▶ **What the task asks**
Below are entries to return in full. Keep each one exact.

*** Opening Provided material ***

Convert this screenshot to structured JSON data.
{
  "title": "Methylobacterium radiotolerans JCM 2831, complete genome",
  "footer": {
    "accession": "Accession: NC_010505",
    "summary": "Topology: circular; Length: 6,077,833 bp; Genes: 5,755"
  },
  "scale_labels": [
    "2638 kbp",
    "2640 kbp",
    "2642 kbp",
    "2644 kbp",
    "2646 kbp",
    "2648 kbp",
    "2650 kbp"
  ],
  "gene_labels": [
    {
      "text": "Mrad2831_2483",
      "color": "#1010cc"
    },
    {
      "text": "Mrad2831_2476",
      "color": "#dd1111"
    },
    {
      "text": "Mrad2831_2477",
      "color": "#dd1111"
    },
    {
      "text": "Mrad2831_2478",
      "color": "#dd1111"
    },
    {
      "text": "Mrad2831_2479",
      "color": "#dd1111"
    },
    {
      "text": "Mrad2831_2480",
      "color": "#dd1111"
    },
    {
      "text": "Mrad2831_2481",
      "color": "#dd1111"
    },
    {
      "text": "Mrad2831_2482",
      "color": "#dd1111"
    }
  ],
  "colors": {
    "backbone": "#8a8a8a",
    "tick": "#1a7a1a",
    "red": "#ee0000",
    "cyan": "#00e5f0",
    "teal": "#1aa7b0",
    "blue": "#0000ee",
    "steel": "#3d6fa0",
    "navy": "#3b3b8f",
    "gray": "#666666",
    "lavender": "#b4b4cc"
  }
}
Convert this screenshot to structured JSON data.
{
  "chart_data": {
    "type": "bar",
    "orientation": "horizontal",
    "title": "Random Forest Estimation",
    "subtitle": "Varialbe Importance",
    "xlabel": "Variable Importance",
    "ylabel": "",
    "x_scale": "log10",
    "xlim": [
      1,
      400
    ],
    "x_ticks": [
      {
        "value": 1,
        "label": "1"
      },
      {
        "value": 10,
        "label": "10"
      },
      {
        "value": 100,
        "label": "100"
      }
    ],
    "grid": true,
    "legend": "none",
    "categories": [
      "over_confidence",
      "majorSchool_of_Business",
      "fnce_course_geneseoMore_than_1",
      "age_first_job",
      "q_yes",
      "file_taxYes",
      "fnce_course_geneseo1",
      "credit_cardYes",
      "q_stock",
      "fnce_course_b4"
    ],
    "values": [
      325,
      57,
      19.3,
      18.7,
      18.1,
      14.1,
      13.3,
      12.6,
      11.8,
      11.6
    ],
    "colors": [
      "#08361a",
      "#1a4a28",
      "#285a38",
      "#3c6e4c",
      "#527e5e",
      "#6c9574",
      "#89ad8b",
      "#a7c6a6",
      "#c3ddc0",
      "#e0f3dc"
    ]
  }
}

*** Closing Provided material ***

▶ **Solved problem**
Convert this screenshot to structured JSON data.
{
  "title": "Methylobacterium radiotolerans JCM 2831, complete genome",
  "footer": {
    "accession": "Accession: NC_010505",
    "summary": "Topology: circular; Length: 6,077,833 bp; Genes: 5,755"
  },
  "scale_labels": [
    "2638 kbp",
    "2640 kbp",
    "2642 kbp",
    "2644 kbp",
    "2646 kbp",
    "2648 kbp",
    "2650 kbp"
  ],
  "gene_labels": [
    {
      "text": "Mrad2831_2483",
      "color": "#1010cc"
    },
    {
      "text": "Mrad2831_2476",
      "color": "#dd1111"
    },
    {
      "text": "Mrad2831_2477",
      "color": "#dd1111"
    },
    {
      "text": "Mrad2831_2478",
      "color": "#dd1111"
    },
    {
      "text": "Mrad2831_2479",
      "color": "#dd1111"
    },
    {
      "text": "Mrad2831_2480",
      "color": "#dd1111"
    },
    {
      "text": "Mrad2831_2481",
      "color": "#dd1111"
    },
    {
      "text": "Mrad2831_2482",
      "color": "#dd1111"
    }
  ],
  "colors": {
    "backbone": "#8a8a8a",
    "tick": "#1a7a1a",
    "red": "#ee0000",
    "cyan": "#00e5f0",
    "teal": "#1aa7b0",
    "blue": "#0000ee",
    "steel": "#3d6fa0",
    "navy": "#3b3b8f",
    "gray": "#666666",
    "lavender": "#b4b4cc"
  }
}
Convert this screenshot to structured JSON data.
{
  "chart_data": {
    "type": "bar",
    "orientation": "horizontal",
    "title": "Random Forest Estimation",
    "subtitle": "Varialbe Importance",
    "xlabel": "Variable Importance",
    "ylabel": "",
    "x_scale": "log10",
    "xlim": [
      1,
      400
    ],
    "x_ticks": [
      {
        "value": 1,
        "label": "1"
      },
      {
        "value": 10,
        "label": "10"
      },
      {
        "value": 100,
        "label": "100"
      }
    ],
    "grid": true,
    "legend": "none",
    "categories": [
      "over_confidence",
      "majorSchool_of_Business",
      "fnce_course_geneseoMore_than_1",
      "age_first_job",
      "q_yes",
      "file_taxYes",
      "fnce_course_geneseo1",
      "credit_cardYes",
      "q_stock",
      "fnce_course_b4"
    ],
    "values": [
      325,
      57,
      19.3,
      18.7,
      18.1,
      14.1,
      13.3,
      12.6,
      11.8,
      11.6
    ],
    "colors": [
      "#08361a",
      "#1a4a28",
      "#285a38",
      "#3c6e4c",
      "#527e5e",
      "#6c9574",
      "#89ad8b",
      "#a7c6a6",
      "#c3ddc0",
      "#e0f3dc"
    ]
  }
}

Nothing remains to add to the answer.